___ DATA EXCERPTS
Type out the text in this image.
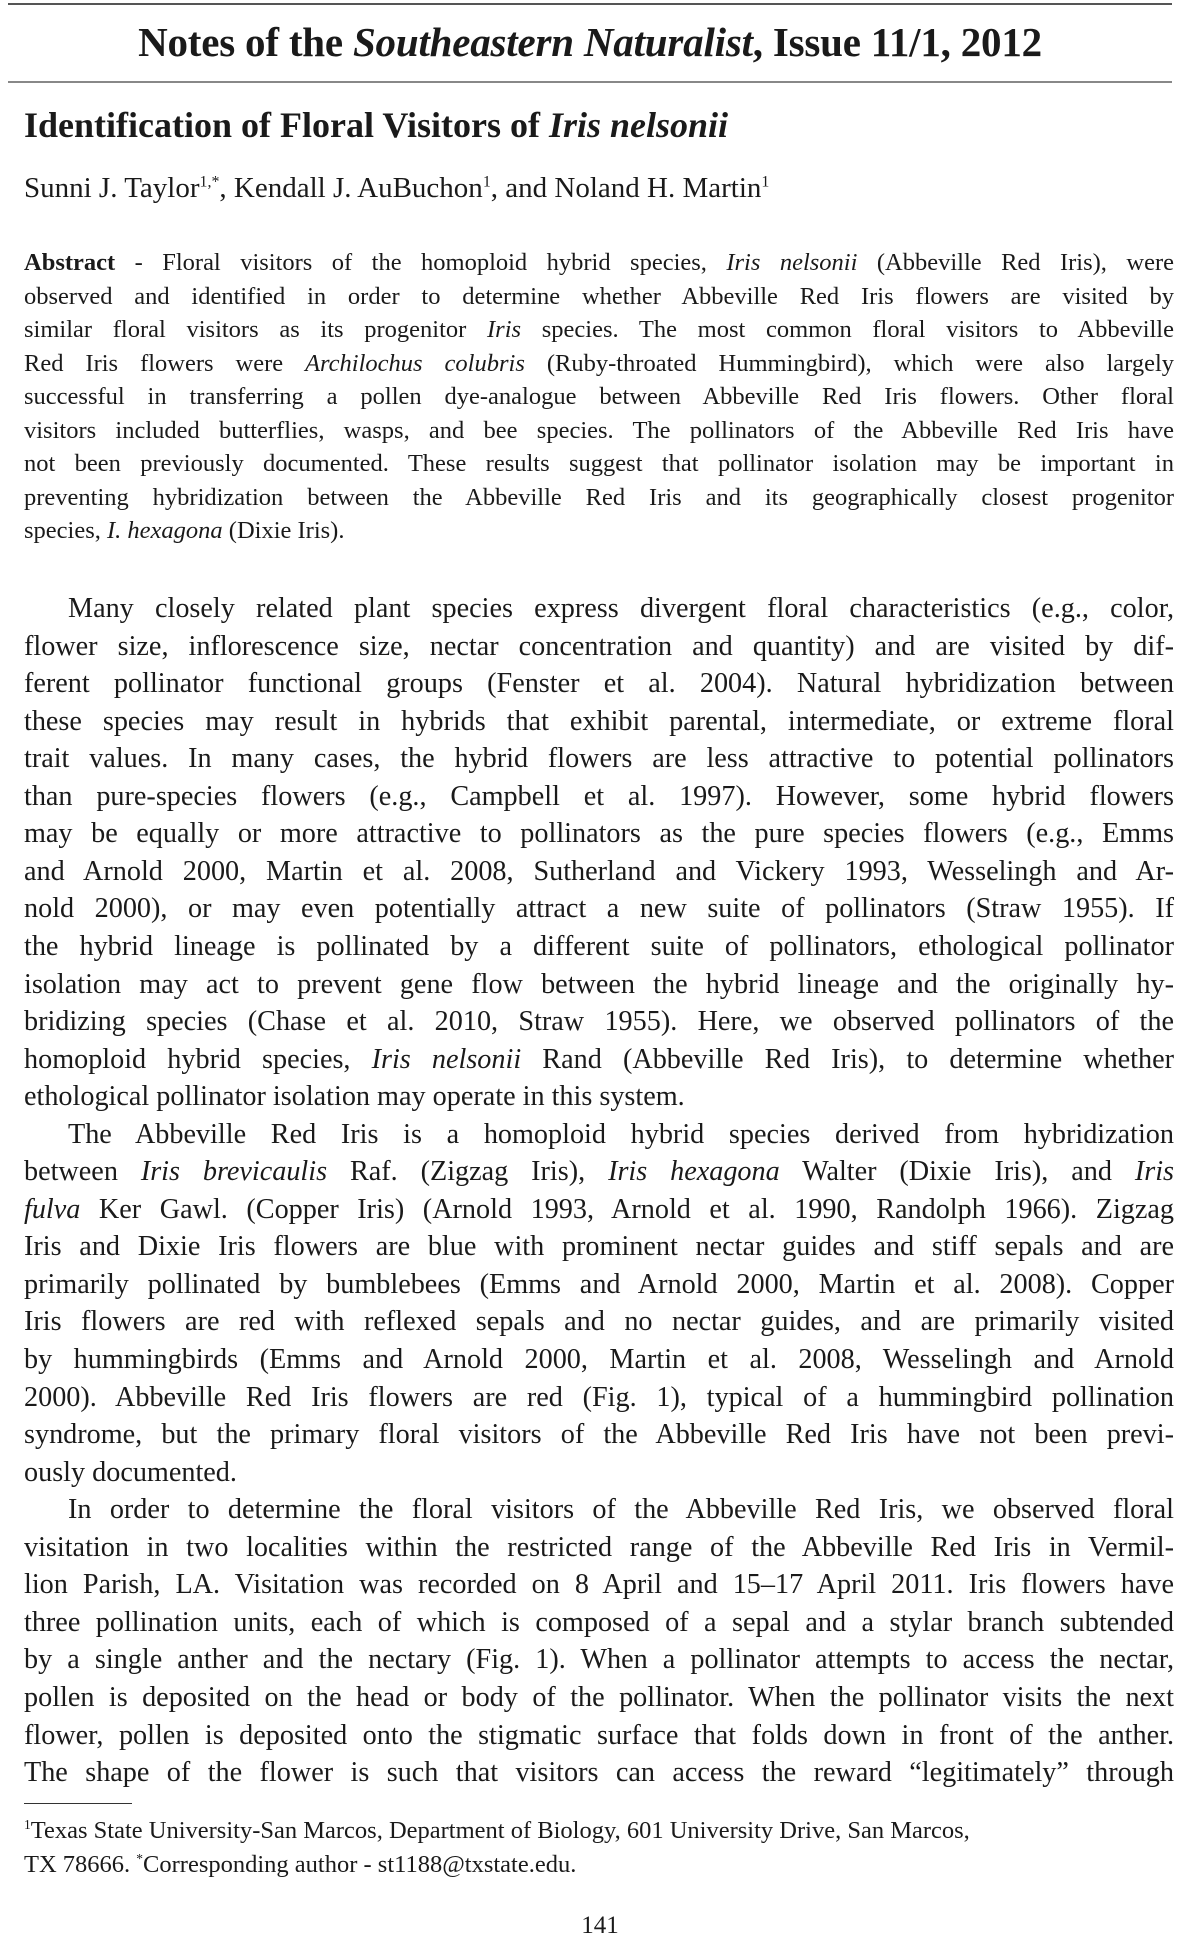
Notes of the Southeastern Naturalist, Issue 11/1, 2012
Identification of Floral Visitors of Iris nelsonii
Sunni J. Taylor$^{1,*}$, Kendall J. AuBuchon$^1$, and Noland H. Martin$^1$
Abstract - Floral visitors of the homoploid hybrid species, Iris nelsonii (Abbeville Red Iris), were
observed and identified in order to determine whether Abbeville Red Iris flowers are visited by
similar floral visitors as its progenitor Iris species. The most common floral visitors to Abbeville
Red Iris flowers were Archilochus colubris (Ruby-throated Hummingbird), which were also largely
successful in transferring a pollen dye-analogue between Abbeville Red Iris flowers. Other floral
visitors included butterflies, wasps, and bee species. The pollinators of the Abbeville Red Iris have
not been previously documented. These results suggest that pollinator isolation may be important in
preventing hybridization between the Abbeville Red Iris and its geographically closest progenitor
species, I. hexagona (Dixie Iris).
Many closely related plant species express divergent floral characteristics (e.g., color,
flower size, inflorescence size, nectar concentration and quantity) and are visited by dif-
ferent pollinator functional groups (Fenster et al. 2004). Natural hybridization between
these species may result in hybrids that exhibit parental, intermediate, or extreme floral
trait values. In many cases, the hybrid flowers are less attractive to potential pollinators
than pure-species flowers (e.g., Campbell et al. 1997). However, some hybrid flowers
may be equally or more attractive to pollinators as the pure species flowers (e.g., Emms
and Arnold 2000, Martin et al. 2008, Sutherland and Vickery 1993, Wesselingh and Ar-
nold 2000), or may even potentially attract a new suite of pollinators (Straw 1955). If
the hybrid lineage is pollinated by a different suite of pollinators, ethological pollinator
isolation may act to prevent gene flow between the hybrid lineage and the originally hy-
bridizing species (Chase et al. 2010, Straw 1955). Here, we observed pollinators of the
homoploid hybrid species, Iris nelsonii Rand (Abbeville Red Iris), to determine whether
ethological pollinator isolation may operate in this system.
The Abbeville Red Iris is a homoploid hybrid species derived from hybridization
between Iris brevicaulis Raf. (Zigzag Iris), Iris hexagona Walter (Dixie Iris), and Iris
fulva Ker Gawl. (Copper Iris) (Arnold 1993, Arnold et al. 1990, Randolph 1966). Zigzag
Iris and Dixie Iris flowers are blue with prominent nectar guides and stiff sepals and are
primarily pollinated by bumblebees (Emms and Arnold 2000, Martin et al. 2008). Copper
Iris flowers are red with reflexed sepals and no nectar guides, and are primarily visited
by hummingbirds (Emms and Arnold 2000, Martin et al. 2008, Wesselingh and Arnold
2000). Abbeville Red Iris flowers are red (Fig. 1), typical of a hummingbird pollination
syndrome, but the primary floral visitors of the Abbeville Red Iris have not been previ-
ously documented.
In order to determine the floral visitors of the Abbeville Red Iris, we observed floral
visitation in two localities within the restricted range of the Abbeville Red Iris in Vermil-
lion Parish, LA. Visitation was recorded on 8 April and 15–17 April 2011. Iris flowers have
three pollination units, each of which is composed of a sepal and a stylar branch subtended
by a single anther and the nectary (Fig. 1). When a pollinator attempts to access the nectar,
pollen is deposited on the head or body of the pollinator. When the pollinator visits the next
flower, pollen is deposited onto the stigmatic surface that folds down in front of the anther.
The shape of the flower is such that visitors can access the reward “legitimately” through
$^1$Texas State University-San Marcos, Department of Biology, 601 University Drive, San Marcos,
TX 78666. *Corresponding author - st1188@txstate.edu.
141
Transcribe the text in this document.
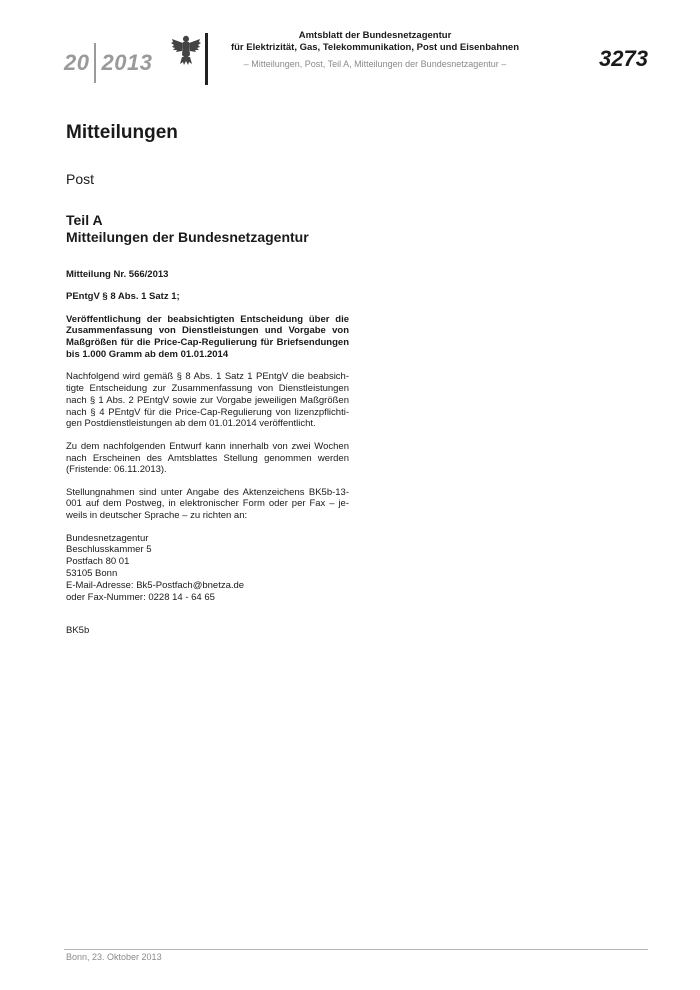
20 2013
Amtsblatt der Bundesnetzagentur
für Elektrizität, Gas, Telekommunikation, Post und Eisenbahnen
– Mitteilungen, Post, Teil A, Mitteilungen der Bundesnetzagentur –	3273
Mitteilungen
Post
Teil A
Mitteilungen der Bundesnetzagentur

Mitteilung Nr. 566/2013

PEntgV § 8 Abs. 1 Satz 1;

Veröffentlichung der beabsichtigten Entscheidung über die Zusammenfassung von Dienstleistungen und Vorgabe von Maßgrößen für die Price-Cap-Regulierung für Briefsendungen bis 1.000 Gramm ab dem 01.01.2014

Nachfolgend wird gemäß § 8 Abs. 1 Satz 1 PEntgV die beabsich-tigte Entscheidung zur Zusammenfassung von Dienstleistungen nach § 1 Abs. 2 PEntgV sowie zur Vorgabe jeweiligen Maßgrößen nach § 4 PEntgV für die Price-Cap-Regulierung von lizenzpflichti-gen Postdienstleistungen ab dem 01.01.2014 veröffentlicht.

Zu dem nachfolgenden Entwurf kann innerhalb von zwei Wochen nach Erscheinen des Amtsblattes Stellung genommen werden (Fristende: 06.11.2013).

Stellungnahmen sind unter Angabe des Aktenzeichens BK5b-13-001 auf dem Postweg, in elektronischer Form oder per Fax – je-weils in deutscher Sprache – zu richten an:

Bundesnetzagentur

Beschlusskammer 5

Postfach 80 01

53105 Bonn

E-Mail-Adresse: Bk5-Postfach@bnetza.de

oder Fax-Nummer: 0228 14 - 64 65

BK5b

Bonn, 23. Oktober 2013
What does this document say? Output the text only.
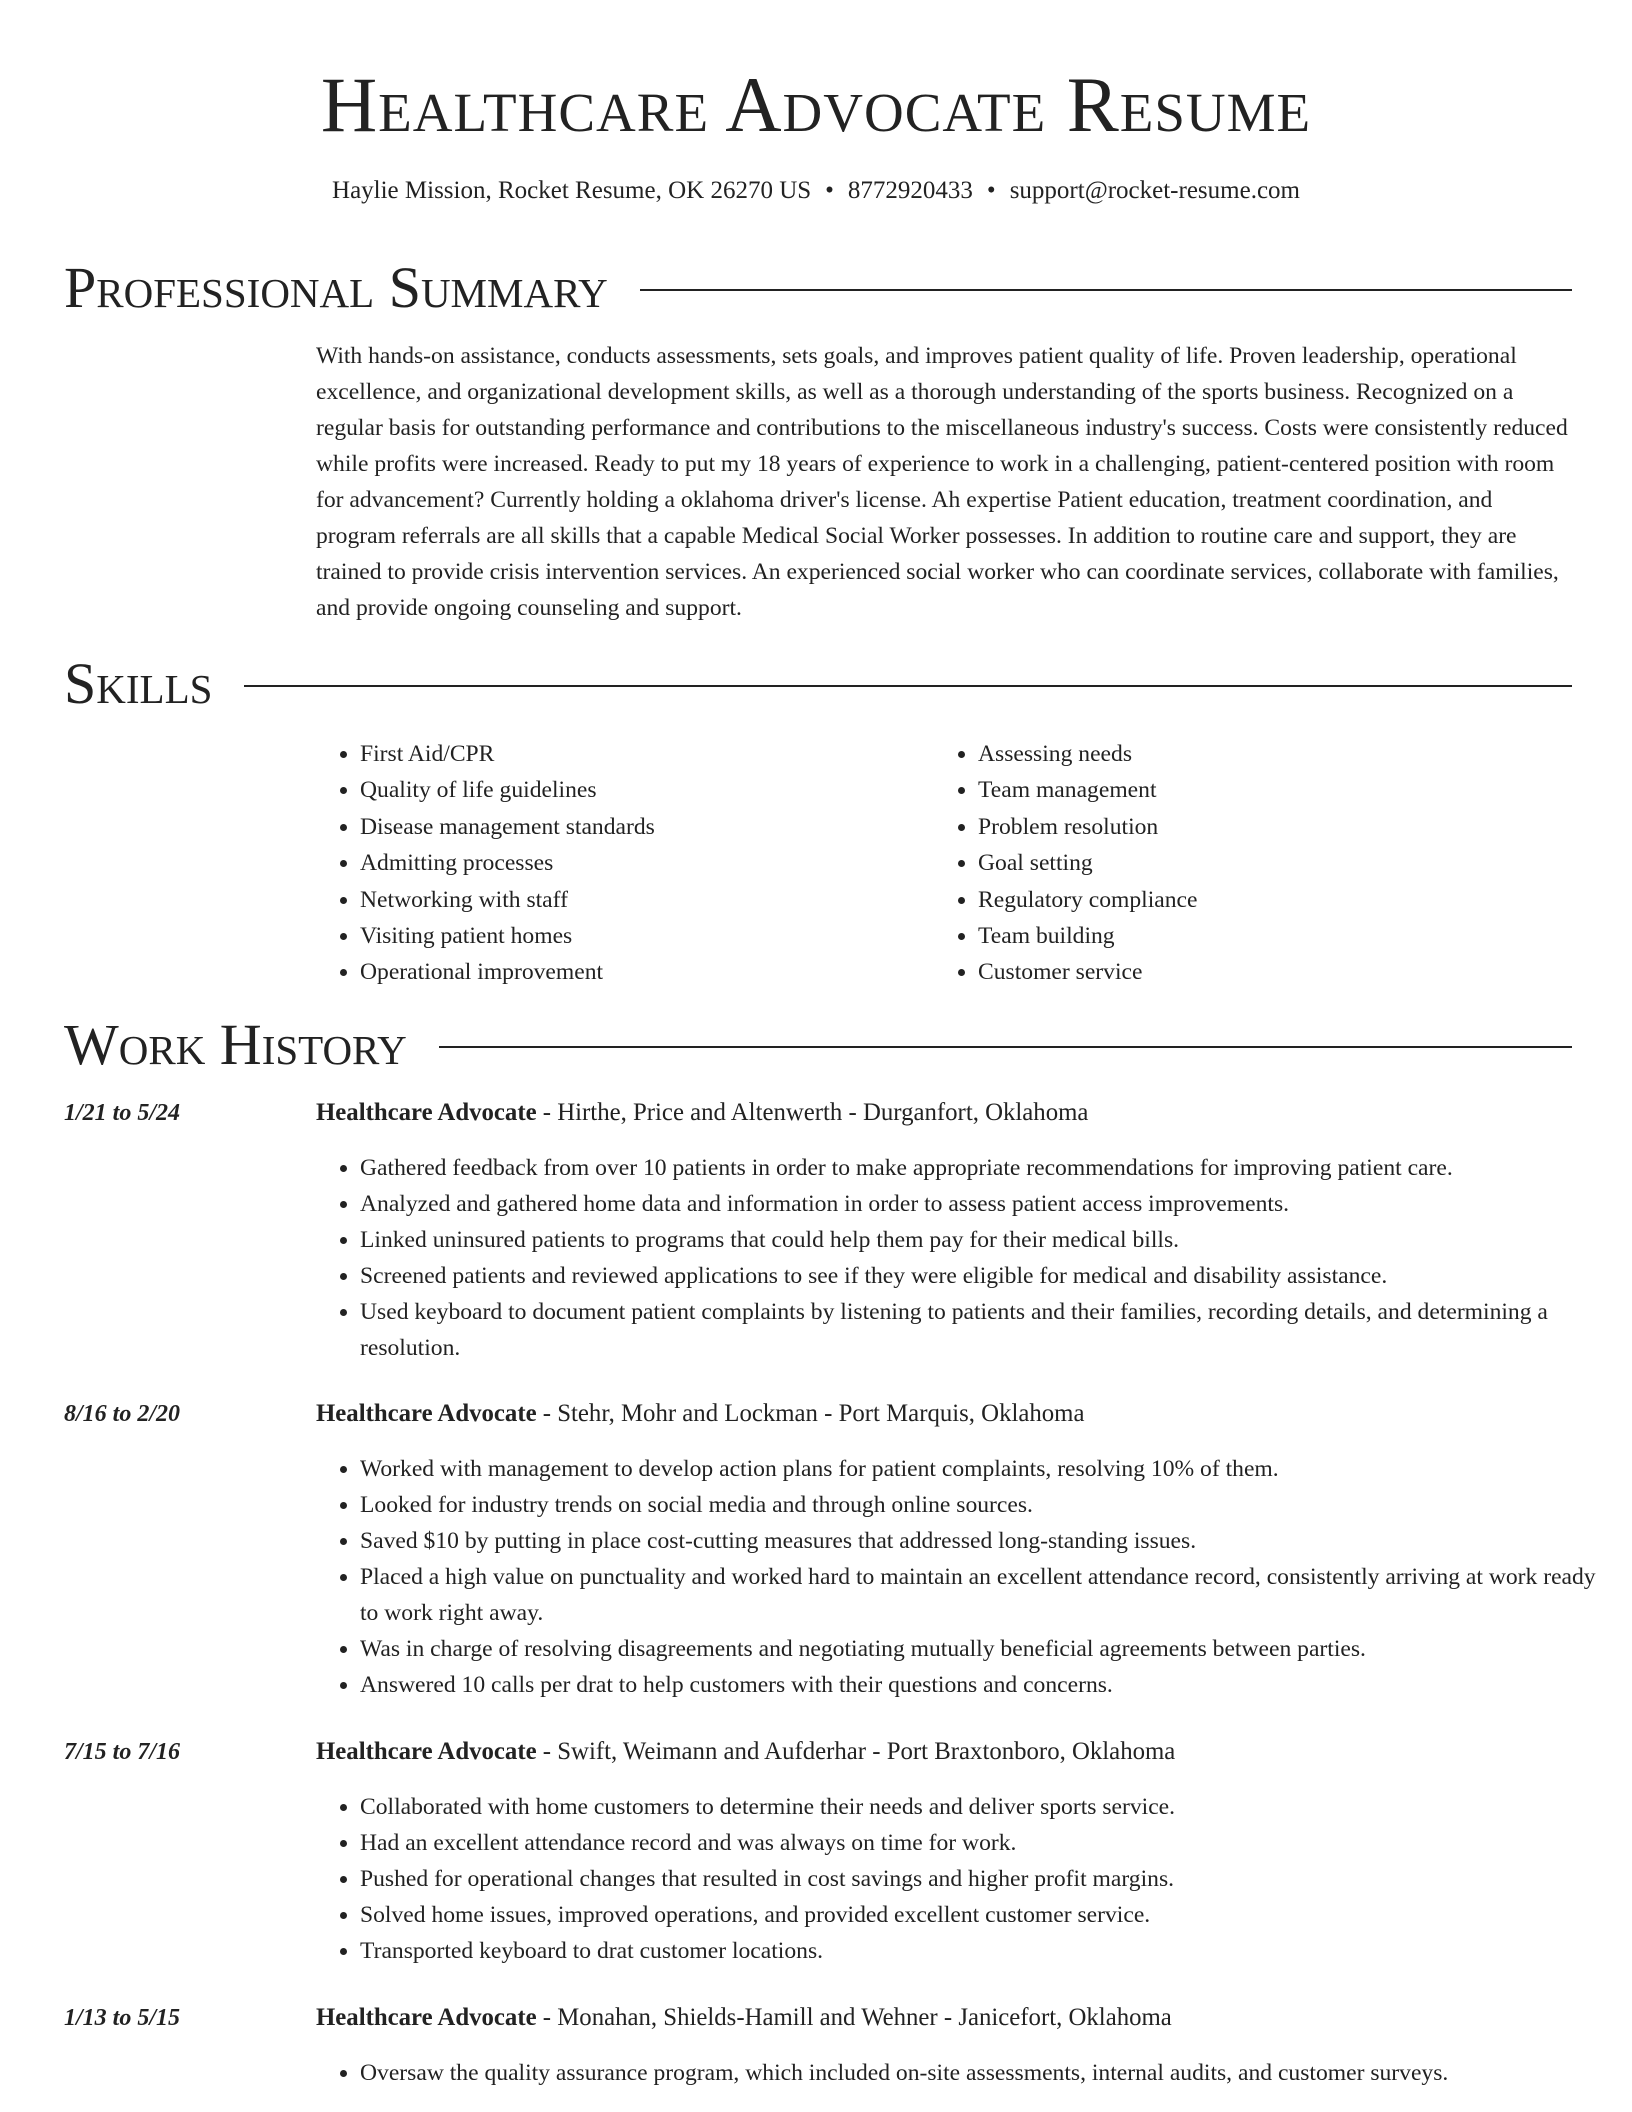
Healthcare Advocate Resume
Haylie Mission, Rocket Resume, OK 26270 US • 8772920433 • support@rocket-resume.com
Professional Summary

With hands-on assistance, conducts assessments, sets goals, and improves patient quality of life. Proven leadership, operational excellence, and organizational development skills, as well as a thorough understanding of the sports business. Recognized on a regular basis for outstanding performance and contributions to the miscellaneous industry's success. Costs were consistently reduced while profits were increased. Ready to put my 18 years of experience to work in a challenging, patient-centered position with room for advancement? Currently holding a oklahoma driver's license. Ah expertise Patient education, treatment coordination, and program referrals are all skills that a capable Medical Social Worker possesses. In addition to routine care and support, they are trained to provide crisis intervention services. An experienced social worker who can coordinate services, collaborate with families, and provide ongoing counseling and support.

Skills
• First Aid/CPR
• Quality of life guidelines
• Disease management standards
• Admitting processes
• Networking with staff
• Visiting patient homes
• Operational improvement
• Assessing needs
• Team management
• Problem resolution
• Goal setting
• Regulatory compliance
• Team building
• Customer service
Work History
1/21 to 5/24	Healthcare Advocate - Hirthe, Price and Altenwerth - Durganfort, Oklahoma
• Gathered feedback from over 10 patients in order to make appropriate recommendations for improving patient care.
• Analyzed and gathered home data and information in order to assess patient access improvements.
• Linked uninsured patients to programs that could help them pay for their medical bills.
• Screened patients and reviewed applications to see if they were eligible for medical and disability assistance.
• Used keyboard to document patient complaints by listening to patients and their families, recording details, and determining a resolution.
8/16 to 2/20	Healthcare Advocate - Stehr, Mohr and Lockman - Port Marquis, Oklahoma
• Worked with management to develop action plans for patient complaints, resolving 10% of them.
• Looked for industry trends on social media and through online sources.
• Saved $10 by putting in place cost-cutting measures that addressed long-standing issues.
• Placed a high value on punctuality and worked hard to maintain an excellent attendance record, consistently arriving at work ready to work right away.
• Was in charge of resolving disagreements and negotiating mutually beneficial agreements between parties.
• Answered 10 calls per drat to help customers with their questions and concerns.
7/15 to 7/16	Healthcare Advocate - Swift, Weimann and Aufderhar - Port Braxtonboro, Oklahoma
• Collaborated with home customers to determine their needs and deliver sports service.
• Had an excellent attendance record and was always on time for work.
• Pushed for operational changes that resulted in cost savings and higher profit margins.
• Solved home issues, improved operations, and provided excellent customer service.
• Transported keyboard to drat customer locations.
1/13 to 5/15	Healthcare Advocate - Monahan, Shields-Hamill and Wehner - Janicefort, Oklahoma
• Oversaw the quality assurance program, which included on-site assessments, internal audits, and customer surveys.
______
## PROBLEM TO WORK ON
Lines with the word "Abbeville" in them are the answer; report each one from the data.

## ANSWER BOX
Abstract - Floral visitors of the homoploid hybrid species, Iris nelsonii (Abbeville Red Iris), were
observed and identified in order to determine whether Abbeville Red Iris flowers are visited by
similar floral visitors as its progenitor Iris species. The most common floral visitors to Abbeville
successful in transferring a pollen dye-analogue between Abbeville Red Iris flowers. Other floral
visitors included butterflies, wasps, and bee species. The pollinators of the Abbeville Red Iris have
preventing hybridization between the Abbeville Red Iris and its geographically closest progenitor
homoploid hybrid species, Iris nelsonii Rand (Abbeville Red Iris), to determine whether
The Abbeville Red Iris is a homoploid hybrid species derived from hybridization
2000). Abbeville Red Iris flowers are red (Fig. 1), typical of a hummingbird pollination
syndrome, but the primary floral visitors of the Abbeville Red Iris have not been previ-
In order to determine the floral visitors of the Abbeville Red Iris, we observed floral
visitation in two localities within the restricted range of the Abbeville Red Iris in Vermil-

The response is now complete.